▸ **Text**
··········

On the other end of the spectrum, if you have good balance, streamline and a straight bodyline, a pretty good anchoring of the arm is possible, even without extreme armpositions.
https://www.youtube.com/watch?v=uV83Tkq_WB4

sclim 04-25-2015 03:32 PM

Quote:

Originally Posted by Danny (Post 52749)
In response to Novaswimmer's question, yes, anchoring is supposed to mean no slippage with the hand. The question is how to do this and what must be done to hinder this slippage.

As for the claim (which I have heard many times) that a good swimmer's hand exits at a point relative to the pool that is in front of where it went in, I am at a loss to explain the physics or hydrodynamics of this. Can anyone help? The article ZT posted claims that this is an indication that the swimmer is not losing momentum, which is hard to deny, but it also seems to indicate that his hand stroke may be slowing him down as opposed to propelling him forward.

The only explanation I can find for this is that the swimmer is sculling with his hand, in which case he gets propulsion without moving his hand backward. Are there any other factors to be taken into consideration?

How about some distance contribution from the kick?

··········

▸ **Extracted data**
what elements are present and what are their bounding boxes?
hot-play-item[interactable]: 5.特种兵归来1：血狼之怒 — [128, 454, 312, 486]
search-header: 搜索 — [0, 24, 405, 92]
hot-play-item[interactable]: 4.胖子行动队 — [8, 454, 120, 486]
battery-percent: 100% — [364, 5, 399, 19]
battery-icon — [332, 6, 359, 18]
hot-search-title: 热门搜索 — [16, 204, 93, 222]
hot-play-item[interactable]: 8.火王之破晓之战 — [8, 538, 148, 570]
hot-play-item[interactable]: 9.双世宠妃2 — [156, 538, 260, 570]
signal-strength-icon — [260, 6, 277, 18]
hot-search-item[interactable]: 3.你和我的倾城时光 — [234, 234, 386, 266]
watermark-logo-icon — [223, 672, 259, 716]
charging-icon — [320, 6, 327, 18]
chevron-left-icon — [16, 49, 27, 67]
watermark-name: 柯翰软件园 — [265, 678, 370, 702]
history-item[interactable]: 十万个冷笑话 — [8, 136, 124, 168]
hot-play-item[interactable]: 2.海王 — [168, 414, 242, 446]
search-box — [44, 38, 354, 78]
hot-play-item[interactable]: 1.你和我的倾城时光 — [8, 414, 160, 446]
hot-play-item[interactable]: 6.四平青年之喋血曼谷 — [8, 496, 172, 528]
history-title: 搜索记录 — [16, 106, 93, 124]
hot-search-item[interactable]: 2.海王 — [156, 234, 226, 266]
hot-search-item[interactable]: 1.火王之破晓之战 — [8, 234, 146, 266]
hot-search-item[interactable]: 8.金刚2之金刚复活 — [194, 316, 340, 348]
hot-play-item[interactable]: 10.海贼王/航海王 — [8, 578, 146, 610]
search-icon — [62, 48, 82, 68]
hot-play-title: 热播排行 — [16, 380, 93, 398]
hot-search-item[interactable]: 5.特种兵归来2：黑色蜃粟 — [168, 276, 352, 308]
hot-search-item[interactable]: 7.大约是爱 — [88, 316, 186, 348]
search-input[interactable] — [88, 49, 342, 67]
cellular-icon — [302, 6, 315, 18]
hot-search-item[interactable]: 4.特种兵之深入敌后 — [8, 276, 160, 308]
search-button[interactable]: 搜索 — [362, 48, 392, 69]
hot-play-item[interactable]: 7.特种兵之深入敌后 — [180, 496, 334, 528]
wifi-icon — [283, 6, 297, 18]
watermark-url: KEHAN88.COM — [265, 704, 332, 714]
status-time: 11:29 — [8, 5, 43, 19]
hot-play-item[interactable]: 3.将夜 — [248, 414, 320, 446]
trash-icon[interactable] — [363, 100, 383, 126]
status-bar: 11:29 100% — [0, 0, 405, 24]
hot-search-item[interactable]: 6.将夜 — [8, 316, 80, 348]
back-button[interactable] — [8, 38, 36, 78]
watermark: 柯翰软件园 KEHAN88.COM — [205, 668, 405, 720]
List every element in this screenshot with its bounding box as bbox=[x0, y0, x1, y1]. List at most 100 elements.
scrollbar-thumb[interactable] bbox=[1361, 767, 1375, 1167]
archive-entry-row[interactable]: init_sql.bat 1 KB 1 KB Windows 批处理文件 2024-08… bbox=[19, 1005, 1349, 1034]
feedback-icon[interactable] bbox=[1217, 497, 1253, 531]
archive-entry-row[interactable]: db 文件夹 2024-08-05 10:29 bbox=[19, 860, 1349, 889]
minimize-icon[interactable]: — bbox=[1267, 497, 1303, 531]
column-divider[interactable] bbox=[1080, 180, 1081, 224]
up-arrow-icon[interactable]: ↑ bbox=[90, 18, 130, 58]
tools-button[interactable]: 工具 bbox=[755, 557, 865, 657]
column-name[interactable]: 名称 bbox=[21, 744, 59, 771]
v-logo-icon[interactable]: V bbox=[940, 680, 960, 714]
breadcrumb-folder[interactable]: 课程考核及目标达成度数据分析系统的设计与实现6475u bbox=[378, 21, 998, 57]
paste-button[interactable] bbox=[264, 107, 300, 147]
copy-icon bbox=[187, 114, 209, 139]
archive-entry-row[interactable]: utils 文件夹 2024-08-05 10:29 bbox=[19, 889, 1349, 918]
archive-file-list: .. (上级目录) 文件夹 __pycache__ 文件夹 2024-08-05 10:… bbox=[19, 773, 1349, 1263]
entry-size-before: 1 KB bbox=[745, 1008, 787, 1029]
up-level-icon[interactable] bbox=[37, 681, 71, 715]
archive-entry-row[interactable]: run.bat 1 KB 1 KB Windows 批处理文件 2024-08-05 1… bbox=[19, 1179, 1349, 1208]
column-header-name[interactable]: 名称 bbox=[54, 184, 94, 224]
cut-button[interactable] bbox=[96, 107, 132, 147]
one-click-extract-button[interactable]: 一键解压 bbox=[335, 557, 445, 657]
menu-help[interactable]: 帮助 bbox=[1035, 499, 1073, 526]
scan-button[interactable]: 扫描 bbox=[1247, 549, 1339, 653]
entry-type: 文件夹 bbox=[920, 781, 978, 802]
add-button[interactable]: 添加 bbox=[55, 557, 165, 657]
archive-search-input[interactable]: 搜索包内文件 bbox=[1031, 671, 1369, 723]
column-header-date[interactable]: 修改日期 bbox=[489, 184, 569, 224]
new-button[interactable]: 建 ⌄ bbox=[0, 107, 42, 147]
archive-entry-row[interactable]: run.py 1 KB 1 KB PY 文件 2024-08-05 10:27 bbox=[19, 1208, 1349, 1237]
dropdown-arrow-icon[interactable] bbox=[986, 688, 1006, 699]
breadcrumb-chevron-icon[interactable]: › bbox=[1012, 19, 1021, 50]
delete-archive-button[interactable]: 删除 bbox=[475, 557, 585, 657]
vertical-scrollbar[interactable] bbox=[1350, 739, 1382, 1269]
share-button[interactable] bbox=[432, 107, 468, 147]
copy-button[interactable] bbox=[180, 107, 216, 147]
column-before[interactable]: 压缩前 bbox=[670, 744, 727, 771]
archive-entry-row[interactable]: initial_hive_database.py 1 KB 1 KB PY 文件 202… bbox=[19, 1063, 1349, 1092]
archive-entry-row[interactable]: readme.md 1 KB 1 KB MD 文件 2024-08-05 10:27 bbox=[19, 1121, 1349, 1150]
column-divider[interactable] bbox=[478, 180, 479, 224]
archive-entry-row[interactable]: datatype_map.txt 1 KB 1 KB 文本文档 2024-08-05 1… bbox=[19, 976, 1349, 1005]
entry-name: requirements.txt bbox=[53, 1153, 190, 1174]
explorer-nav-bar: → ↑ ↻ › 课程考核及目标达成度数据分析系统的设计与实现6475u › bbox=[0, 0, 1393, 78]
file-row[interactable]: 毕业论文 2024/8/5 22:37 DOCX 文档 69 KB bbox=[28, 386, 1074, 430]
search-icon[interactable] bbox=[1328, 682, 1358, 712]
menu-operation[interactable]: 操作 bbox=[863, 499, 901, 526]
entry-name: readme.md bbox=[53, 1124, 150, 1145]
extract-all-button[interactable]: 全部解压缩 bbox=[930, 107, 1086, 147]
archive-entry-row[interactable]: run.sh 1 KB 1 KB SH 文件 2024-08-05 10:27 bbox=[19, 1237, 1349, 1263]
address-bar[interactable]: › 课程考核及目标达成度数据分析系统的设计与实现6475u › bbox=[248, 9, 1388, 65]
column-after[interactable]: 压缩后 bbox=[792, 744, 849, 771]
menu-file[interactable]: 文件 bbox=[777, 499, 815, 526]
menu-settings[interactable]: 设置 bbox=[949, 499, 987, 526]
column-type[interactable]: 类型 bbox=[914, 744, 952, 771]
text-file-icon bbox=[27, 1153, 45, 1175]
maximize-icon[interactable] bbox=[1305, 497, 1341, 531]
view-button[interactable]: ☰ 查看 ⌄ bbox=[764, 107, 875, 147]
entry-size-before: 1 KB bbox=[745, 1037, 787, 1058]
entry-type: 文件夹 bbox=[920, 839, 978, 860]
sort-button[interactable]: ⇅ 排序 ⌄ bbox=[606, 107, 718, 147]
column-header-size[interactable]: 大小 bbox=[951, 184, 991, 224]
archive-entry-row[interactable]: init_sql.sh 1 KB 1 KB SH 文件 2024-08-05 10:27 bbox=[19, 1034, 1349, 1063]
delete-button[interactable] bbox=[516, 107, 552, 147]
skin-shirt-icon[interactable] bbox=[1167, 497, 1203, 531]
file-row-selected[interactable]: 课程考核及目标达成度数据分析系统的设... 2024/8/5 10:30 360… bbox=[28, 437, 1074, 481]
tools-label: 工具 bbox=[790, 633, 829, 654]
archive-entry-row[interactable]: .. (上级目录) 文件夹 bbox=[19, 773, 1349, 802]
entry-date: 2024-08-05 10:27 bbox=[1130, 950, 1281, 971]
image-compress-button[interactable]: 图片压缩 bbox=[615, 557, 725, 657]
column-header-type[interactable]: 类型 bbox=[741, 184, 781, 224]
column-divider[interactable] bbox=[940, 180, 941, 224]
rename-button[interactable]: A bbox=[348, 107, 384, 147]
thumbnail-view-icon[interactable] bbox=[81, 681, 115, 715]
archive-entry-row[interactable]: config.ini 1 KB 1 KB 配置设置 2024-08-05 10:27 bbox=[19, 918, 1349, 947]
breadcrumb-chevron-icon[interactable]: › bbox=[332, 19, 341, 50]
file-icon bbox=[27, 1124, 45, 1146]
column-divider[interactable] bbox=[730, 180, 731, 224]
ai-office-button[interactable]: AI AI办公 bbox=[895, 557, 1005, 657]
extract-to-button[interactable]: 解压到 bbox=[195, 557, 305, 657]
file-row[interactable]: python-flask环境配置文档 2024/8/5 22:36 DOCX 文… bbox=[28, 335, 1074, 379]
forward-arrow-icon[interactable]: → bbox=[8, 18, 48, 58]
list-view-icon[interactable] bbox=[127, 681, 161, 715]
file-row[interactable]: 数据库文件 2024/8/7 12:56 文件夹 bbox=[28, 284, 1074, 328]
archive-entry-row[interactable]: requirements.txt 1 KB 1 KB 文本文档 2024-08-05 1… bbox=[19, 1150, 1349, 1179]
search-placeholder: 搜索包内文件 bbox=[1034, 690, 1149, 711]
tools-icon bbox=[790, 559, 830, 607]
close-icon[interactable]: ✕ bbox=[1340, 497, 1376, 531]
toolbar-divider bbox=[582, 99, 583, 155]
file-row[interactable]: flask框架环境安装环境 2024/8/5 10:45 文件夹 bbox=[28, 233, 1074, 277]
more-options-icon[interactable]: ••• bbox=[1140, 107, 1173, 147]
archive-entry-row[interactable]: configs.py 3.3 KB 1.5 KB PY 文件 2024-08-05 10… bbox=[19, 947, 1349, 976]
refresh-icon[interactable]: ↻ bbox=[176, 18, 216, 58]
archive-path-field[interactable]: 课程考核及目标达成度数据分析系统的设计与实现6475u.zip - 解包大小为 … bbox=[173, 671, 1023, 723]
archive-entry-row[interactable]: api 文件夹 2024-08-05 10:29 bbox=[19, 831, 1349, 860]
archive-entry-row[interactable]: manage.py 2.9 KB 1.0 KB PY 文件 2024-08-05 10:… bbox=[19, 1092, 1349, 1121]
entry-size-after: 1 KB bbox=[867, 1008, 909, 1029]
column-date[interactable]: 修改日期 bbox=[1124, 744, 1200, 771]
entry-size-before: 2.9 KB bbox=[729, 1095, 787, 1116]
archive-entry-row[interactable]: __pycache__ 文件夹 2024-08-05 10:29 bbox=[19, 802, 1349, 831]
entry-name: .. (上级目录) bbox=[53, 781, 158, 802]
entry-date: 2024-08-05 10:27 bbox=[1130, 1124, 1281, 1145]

··········

▸ **Problems to solve**
a - Which sentences in the swimming forum text end with a question mark? List every one.
b - Print the swimming forum text from "In response to" up to and including "hinder this slippage.".

▸ **Exercise results**
a -
- Can anyone help?
- Are there any other factors to be taken into consideration?
- How about some distance contribution from the kick?

b -
In response to Novaswimmer's question, yes, anchoring is supposed to mean no slippage with the hand. The question is how to do this and what must be done to hinder this slippage.